Start Supplied information
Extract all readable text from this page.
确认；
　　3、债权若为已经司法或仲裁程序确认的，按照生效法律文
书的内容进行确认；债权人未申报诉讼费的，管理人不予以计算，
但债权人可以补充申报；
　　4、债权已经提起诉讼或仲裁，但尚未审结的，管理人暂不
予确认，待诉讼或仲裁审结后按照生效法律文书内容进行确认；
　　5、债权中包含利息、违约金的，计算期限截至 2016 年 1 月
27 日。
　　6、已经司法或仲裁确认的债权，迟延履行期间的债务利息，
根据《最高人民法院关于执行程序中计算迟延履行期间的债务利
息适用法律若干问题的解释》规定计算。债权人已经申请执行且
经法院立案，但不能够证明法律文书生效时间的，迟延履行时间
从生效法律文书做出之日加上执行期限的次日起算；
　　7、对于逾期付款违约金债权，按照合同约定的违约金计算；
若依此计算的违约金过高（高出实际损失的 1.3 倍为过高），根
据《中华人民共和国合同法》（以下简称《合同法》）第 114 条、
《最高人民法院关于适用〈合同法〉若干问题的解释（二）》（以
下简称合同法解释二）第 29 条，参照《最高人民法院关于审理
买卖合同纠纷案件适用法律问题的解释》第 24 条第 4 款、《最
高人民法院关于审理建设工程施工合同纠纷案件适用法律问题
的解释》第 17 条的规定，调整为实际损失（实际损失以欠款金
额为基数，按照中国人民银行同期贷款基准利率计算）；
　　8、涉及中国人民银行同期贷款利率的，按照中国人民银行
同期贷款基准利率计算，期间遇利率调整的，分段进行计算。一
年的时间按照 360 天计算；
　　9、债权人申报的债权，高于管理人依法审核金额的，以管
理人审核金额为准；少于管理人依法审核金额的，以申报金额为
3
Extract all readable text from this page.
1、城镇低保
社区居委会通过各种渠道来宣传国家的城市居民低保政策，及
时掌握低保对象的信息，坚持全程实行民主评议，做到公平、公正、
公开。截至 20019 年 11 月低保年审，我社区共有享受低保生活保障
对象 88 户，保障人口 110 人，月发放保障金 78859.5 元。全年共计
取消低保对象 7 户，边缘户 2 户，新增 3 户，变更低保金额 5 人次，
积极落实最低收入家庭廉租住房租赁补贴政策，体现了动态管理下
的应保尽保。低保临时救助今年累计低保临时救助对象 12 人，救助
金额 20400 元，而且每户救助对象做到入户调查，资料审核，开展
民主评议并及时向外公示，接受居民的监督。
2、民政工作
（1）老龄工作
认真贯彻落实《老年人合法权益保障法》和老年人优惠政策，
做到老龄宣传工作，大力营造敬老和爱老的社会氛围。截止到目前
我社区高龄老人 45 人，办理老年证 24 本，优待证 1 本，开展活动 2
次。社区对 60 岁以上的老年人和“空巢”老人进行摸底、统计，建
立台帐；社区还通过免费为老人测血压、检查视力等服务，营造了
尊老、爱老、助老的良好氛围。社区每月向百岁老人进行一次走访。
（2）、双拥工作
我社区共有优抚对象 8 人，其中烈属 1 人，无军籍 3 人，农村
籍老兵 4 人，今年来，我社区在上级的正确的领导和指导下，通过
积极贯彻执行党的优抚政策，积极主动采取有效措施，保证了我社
End Supplied information
The records above should be repeated in full, exactly as given.

#### Complete answer:
Extract all readable text from this page.
确认；
　　3、债权若为已经司法或仲裁程序确认的，按照生效法律文
书的内容进行确认；债权人未申报诉讼费的，管理人不予以计算，
但债权人可以补充申报；
　　4、债权已经提起诉讼或仲裁，但尚未审结的，管理人暂不
予确认，待诉讼或仲裁审结后按照生效法律文书内容进行确认；
　　5、债权中包含利息、违约金的，计算期限截至 2016 年 1 月
27 日。
　　6、已经司法或仲裁确认的债权，迟延履行期间的债务利息，
根据《最高人民法院关于执行程序中计算迟延履行期间的债务利
息适用法律若干问题的解释》规定计算。债权人已经申请执行且
经法院立案，但不能够证明法律文书生效时间的，迟延履行时间
从生效法律文书做出之日加上执行期限的次日起算；
　　7、对于逾期付款违约金债权，按照合同约定的违约金计算；
若依此计算的违约金过高（高出实际损失的 1.3 倍为过高），根
据《中华人民共和国合同法》（以下简称《合同法》）第 114 条、
《最高人民法院关于适用〈合同法〉若干问题的解释（二）》（以
下简称合同法解释二）第 29 条，参照《最高人民法院关于审理
买卖合同纠纷案件适用法律问题的解释》第 24 条第 4 款、《最
高人民法院关于审理建设工程施工合同纠纷案件适用法律问题
的解释》第 17 条的规定，调整为实际损失（实际损失以欠款金
额为基数，按照中国人民银行同期贷款基准利率计算）；
　　8、涉及中国人民银行同期贷款利率的，按照中国人民银行
同期贷款基准利率计算，期间遇利率调整的，分段进行计算。一
年的时间按照 360 天计算；
　　9、债权人申报的债权，高于管理人依法审核金额的，以管
理人审核金额为准；少于管理人依法审核金额的，以申报金额为
3
Extract all readable text from this page.
1、城镇低保
社区居委会通过各种渠道来宣传国家的城市居民低保政策，及
时掌握低保对象的信息，坚持全程实行民主评议，做到公平、公正、
公开。截至 20019 年 11 月低保年审，我社区共有享受低保生活保障
对象 88 户，保障人口 110 人，月发放保障金 78859.5 元。全年共计
取消低保对象 7 户，边缘户 2 户，新增 3 户，变更低保金额 5 人次，
积极落实最低收入家庭廉租住房租赁补贴政策，体现了动态管理下
的应保尽保。低保临时救助今年累计低保临时救助对象 12 人，救助
金额 20400 元，而且每户救助对象做到入户调查，资料审核，开展
民主评议并及时向外公示，接受居民的监督。
2、民政工作
（1）老龄工作
认真贯彻落实《老年人合法权益保障法》和老年人优惠政策，
做到老龄宣传工作，大力营造敬老和爱老的社会氛围。截止到目前
我社区高龄老人 45 人，办理老年证 24 本，优待证 1 本，开展活动 2
次。社区对 60 岁以上的老年人和“空巢”老人进行摸底、统计，建
立台帐；社区还通过免费为老人测血压、检查视力等服务，营造了
尊老、爱老、助老的良好氛围。社区每月向百岁老人进行一次走访。
（2）、双拥工作
我社区共有优抚对象 8 人，其中烈属 1 人，无军籍 3 人，农村
籍老兵 4 人，今年来，我社区在上级的正确的领导和指导下，通过
积极贯彻执行党的优抚政策，积极主动采取有效措施，保证了我社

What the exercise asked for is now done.